PASSAGE SHOWN:
+ + + + + + +

1. Foreword

The Office for National Statistics continually reviews and improves the quality of our statistics to ensure that public debate is well informed. With the decision to leave the EU, we know there will be a focus on migration statistics. While recently this focus has been on student migration, other topics are highly likely to come up. As Deputy National Statistician for Population and Public Policy I want to set out our work on student migration and look wider to ensure we meet the full range of user needs on migration statistics.

A comprehensive update on the statistics on immigration for study and emigration after study has been published by ONS today. This is a major part of our work plan, published in April 2017, in response to debates on student migration. Currently, these statistics come from the number of people who report to the International Passenger Survey (IPS) that they are immigrating for study and experimental statistics on those intending to emigrate for 12 months or more, after having originally come to the UK to study.

Over the past 10 years, there have been significant policy changes which have impacted on migration for study purposes. The latest International Passenger Survey figures show that 139,000 people were long-term immigrants for study and 59,000 people were long-term emigrants following study.

Available sources1 have shown a broadly consistent picture of long-term immigration of non-EU students but until recently there has been no alternative data source to compare with IPS former student long-term emigration figures. Our work published today therefore focuses on this area.

This report and the complementary report2 by Home Office Statisticians sets out analysis of Exit Checks data which indicate what actually happened to non-EU students when their visas have expired following their studies; and their compliance with their visa conditions in terms of whether they leave the UK or remain in the UK after their studies by extending their visas. Additionally, we include the results of a new survey of graduating Higher Education students on their intentions following study.

The work of the statisticians across government suggests that recent cohorts of non-EU students are to a very large extent compliant with their visas in terms of departing or staying legally via extensions of leave.

+ + + + + + +

EXTRACTED DATA:
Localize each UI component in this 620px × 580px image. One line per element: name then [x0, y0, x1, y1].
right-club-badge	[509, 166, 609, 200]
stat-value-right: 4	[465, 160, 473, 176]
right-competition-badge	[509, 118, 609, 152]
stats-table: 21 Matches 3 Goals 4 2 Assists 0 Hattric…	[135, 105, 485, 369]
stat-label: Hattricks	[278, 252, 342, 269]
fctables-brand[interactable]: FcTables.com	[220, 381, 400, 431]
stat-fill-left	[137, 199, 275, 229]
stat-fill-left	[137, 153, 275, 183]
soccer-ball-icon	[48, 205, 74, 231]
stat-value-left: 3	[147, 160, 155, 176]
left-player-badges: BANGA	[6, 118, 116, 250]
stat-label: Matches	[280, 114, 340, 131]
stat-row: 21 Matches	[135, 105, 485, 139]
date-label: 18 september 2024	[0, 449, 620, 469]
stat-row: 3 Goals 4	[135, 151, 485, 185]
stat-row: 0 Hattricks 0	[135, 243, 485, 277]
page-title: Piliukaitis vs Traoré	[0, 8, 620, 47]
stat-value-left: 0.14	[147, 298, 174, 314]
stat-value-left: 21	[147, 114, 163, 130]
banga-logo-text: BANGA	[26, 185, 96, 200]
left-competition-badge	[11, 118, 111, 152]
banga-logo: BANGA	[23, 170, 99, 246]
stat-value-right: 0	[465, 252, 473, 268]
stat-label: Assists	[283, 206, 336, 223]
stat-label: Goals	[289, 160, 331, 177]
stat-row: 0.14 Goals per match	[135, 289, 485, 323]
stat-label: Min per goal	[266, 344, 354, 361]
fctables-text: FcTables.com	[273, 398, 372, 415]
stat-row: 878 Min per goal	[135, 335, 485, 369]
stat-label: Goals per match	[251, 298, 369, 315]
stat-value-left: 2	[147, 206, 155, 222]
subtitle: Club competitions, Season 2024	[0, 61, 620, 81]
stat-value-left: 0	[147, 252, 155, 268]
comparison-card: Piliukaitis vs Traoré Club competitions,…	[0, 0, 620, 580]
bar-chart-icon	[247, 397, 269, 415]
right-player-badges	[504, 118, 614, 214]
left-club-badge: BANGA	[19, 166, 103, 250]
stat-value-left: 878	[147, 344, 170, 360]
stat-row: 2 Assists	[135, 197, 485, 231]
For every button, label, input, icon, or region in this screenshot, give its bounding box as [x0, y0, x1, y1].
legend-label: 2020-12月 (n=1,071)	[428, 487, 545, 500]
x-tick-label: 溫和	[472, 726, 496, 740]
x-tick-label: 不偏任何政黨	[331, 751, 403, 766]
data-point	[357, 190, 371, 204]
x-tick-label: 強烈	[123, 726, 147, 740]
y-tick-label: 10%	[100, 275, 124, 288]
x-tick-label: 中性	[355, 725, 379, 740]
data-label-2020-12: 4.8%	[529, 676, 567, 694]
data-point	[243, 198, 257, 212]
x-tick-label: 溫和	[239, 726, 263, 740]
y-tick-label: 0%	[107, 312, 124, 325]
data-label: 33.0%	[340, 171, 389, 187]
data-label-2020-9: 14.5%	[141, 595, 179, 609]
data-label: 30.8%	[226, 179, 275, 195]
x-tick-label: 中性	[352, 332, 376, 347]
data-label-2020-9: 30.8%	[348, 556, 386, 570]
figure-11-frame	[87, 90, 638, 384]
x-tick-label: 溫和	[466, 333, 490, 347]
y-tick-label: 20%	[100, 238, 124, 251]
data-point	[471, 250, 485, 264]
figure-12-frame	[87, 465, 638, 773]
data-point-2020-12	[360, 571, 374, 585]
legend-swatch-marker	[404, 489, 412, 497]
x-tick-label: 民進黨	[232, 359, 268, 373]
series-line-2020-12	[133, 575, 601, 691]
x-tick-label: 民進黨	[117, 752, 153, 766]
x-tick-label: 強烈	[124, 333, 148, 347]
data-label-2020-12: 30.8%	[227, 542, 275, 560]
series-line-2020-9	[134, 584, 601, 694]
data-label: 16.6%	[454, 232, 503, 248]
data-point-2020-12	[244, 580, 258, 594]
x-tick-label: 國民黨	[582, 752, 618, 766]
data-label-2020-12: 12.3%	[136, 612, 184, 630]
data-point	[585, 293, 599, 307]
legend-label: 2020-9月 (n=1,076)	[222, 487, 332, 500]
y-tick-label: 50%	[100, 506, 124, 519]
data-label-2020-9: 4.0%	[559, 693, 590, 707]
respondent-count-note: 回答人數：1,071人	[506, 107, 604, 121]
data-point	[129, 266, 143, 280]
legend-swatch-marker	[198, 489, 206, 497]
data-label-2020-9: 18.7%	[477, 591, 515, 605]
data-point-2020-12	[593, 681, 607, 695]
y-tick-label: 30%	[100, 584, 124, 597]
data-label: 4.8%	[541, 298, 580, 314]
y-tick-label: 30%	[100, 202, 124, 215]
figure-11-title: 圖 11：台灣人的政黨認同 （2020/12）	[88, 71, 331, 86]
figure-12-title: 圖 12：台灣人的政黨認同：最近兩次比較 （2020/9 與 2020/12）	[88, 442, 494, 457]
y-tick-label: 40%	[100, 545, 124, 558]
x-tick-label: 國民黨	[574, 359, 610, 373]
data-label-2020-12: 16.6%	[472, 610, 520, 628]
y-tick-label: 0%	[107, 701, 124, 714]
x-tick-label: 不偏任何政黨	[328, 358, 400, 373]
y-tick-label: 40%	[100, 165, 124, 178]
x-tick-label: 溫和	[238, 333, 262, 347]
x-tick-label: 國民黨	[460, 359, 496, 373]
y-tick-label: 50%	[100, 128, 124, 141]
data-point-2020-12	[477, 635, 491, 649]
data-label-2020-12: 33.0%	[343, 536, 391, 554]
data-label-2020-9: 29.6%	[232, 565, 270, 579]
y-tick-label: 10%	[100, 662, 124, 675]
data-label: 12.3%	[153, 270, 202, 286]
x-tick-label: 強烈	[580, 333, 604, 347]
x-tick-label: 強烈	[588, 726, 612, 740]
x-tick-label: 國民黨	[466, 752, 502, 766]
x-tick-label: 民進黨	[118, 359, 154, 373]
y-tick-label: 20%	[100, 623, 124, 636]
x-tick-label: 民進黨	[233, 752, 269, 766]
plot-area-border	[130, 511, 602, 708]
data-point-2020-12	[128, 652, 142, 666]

+ + + + + + +

THINGS TO DO:
• a. Translate this sentence from the student migration foreword into Spanish: "The latest International Passenger Survey figures show that 139,000 people were long-term immigrants for study and 59,000 people were long-term emigrants following study."
• b. According to the student migration foreword, when was the work plan on student migration published?
• c. Write out everything from "1. Foreword" down to "needs on migration statistics." in the student migration foreword, switching "public debate" to "public discussion".

PER-TASK OUTPUTS:
• a. Las cifras más recientes de la Encuesta Internacional de Pasajeros muestran que 139.000 personas fueron inmigrantes de larga duración por motivos de estudio y 59.000 personas fueron emigrantes de larga duración tras sus estudios.

• b. April 2017

• c.
1. Foreword

The Office for National Statistics continually reviews and improves the quality of our statistics to ensure that public discussion is well informed. With the decision to leave the EU, we know there will be a focus on migration statistics. While recently this focus has been on student migration, other topics are highly likely to come up. As Deputy National Statistician for Population and Public Policy I want to set out our work on student migration and look wider to ensure we meet the full range of user needs on migration statistics.